SHORT EXERCISE:
Rename "peak-label" to "peak-marker" in the data, starting at its first line and ending at the line containing "gradient-line xyxy=(129,62,630,310)". Keep everything else unchanged.

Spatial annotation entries
[Start]

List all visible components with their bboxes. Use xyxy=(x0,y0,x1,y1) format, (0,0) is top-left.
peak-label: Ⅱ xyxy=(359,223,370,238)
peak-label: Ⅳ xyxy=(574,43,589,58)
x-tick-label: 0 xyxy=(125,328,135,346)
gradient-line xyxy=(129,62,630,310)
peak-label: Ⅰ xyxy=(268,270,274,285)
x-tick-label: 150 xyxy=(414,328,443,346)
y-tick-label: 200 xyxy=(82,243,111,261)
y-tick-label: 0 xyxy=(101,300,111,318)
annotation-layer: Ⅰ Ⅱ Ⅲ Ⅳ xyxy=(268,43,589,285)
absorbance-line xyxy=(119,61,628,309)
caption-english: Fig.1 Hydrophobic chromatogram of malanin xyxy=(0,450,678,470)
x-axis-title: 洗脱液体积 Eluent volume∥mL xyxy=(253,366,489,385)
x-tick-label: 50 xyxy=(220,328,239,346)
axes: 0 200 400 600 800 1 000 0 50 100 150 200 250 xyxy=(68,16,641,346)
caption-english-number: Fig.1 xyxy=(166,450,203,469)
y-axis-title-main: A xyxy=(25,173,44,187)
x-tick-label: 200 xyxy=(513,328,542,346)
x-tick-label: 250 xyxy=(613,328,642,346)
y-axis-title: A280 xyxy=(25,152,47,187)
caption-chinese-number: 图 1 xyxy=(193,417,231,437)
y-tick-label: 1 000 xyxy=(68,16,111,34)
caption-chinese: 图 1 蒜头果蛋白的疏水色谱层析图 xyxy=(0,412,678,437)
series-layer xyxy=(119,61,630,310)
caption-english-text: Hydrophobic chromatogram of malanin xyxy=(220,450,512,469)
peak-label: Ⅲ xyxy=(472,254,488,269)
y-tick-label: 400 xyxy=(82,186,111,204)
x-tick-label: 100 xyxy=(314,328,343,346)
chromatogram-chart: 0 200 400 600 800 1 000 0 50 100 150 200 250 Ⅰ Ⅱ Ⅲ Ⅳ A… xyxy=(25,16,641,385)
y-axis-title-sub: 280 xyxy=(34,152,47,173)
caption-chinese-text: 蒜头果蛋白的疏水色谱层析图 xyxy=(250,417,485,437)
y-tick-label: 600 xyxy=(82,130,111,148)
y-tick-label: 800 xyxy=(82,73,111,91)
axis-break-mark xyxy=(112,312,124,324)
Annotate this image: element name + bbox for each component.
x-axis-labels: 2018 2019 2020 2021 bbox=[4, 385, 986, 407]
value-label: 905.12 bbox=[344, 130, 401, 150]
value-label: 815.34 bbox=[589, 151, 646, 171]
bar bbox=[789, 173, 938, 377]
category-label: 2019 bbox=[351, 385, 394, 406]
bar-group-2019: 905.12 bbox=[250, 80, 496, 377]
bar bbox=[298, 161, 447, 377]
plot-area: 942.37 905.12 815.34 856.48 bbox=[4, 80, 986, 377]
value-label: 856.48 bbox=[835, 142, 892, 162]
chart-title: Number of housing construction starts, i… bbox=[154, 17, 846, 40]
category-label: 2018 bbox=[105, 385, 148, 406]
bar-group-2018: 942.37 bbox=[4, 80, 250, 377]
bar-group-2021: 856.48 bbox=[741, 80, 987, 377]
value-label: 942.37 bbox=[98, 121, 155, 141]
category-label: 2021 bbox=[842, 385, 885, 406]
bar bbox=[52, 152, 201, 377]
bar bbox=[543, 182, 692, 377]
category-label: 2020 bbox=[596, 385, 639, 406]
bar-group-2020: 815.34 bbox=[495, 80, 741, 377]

[End]

FULL OUTPUT:
List all visible components with their bboxes. Use xyxy=(x0,y0,x1,y1) format, (0,0) is top-left.
peak-marker: Ⅱ xyxy=(359,223,370,238)
peak-marker: Ⅳ xyxy=(574,43,589,58)
x-tick-label: 0 xyxy=(125,328,135,346)
gradient-line xyxy=(129,62,630,310)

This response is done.